## AIM OF THE EXERCISE
All of the data should be repeated exactly; pictures are not part of the copy.

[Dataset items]
_ _ _ _ _

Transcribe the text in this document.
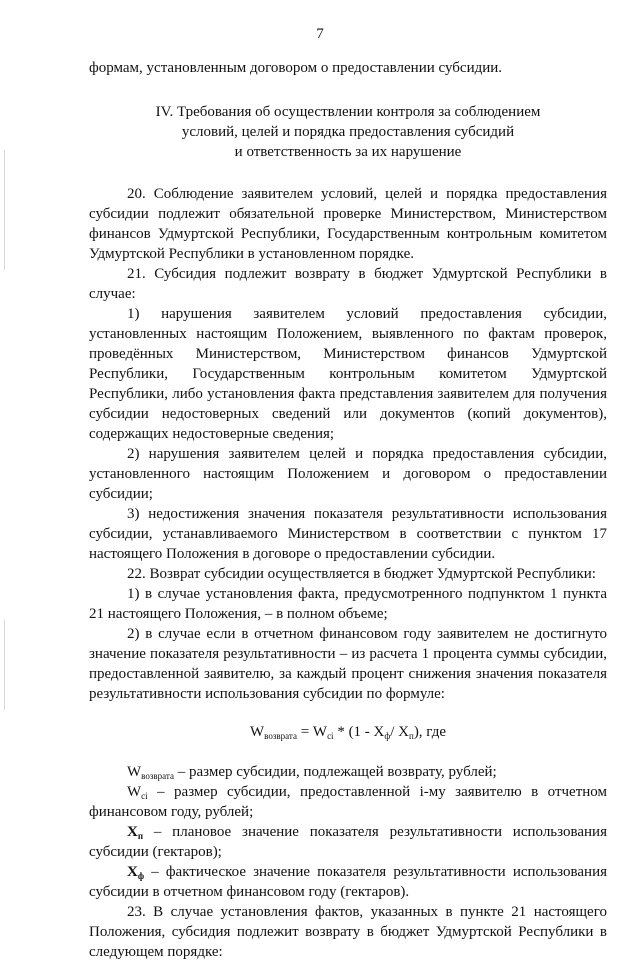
7

формам, установленным договором о предоставлении субсидии.

IV. Требования об осуществлении контроля за соблюдением
условий, целей и порядка предоставления субсидий
и ответственность за их нарушение

20. Соблюдение заявителем условий, целей и порядка предоставления субсидии подлежит обязательной проверке Министерством, Министерством финансов Удмуртской Республики, Государственным контрольным комитетом Удмуртской Республики в установленном порядке.

21. Субсидия подлежит возврату в бюджет Удмуртской Республики в случае:

1) нарушения заявителем условий предоставления субсидии, установленных настоящим Положением, выявленного по фактам проверок, проведённых Министерством, Министерством финансов Удмуртской Республики, Государственным контрольным комитетом Удмуртской Республики, либо установления факта представления заявителем для получения субсидии недостоверных сведений или документов (копий документов), содержащих недостоверные сведения;

2) нарушения заявителем целей и порядка предоставления субсидии, установленного настоящим Положением и договором о предоставлении субсидии;

3) недостижения значения показателя результативности использования субсидии, устанавливаемого Министерством в соответствии с пунктом 17 настоящего Положения в договоре о предоставлении субсидии.

22. Возврат субсидии осуществляется в бюджет Удмуртской Республики:

1) в случае установления факта, предусмотренного подпунктом 1 пункта 21 настоящего Положения, – в полном объеме;

2) в случае если в отчетном финансовом году заявителем не достигнуто значение показателя результативности – из расчета 1 процента суммы субсидии, предоставленной заявителю, за каждый процент снижения значения показателя результативности использования субсидии по формуле:

$W_{возврата} = W_{ci} * (1 - X_ф/$ $X_п$), где

$W_{возврата}$ – размер субсидии, подлежащей возврату, рублей;

$W_{ci}$ – размер субсидии, предоставленной i-му заявителю в отчетном финансовом году, рублей;

$X_п$ – плановое значение показателя результативности использования субсидии (гектаров);

$X_ф$ – фактическое значение показателя результативности использования субсидии в отчетном финансовом году (гектаров).

23. В случае установления фактов, указанных в пункте 21 настоящего Положения, субсидия подлежит возврату в бюджет Удмуртской Республики в следующем порядке:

_ _ _ _ _

## FULL OUTPUT
Transcribe the text in this document.
7

формам, установленным договором о предоставлении субсидии.

IV. Требования об осуществлении контроля за соблюдением
условий, целей и порядка предоставления субсидий
и ответственность за их нарушение

20. Соблюдение заявителем условий, целей и порядка предоставления субсидии подлежит обязательной проверке Министерством, Министерством финансов Удмуртской Республики, Государственным контрольным комитетом Удмуртской Республики в установленном порядке.

21. Субсидия подлежит возврату в бюджет Удмуртской Республики в случае:

1) нарушения заявителем условий предоставления субсидии, установленных настоящим Положением, выявленного по фактам проверок, проведённых Министерством, Министерством финансов Удмуртской Республики, Государственным контрольным комитетом Удмуртской Республики, либо установления факта представления заявителем для получения субсидии недостоверных сведений или документов (копий документов), содержащих недостоверные сведения;

2) нарушения заявителем целей и порядка предоставления субсидии, установленного настоящим Положением и договором о предоставлении субсидии;

3) недостижения значения показателя результативности использования субсидии, устанавливаемого Министерством в соответствии с пунктом 17 настоящего Положения в договоре о предоставлении субсидии.

22. Возврат субсидии осуществляется в бюджет Удмуртской Республики:

1) в случае установления факта, предусмотренного подпунктом 1 пункта 21 настоящего Положения, – в полном объеме;

2) в случае если в отчетном финансовом году заявителем не достигнуто значение показателя результативности – из расчета 1 процента суммы субсидии, предоставленной заявителю, за каждый процент снижения значения показателя результативности использования субсидии по формуле:

$W_{возврата} = W_{ci} * (1 - X_ф/$ $X_п$), где

$W_{возврата}$ – размер субсидии, подлежащей возврату, рублей;

$W_{ci}$ – размер субсидии, предоставленной i-му заявителю в отчетном финансовом году, рублей;

$X_п$ – плановое значение показателя результативности использования субсидии (гектаров);

$X_ф$ – фактическое значение показателя результативности использования субсидии в отчетном финансовом году (гектаров).

23. В случае установления фактов, указанных в пункте 21 настоящего Положения, субсидия подлежит возврату в бюджет Удмуртской Республики в следующем порядке:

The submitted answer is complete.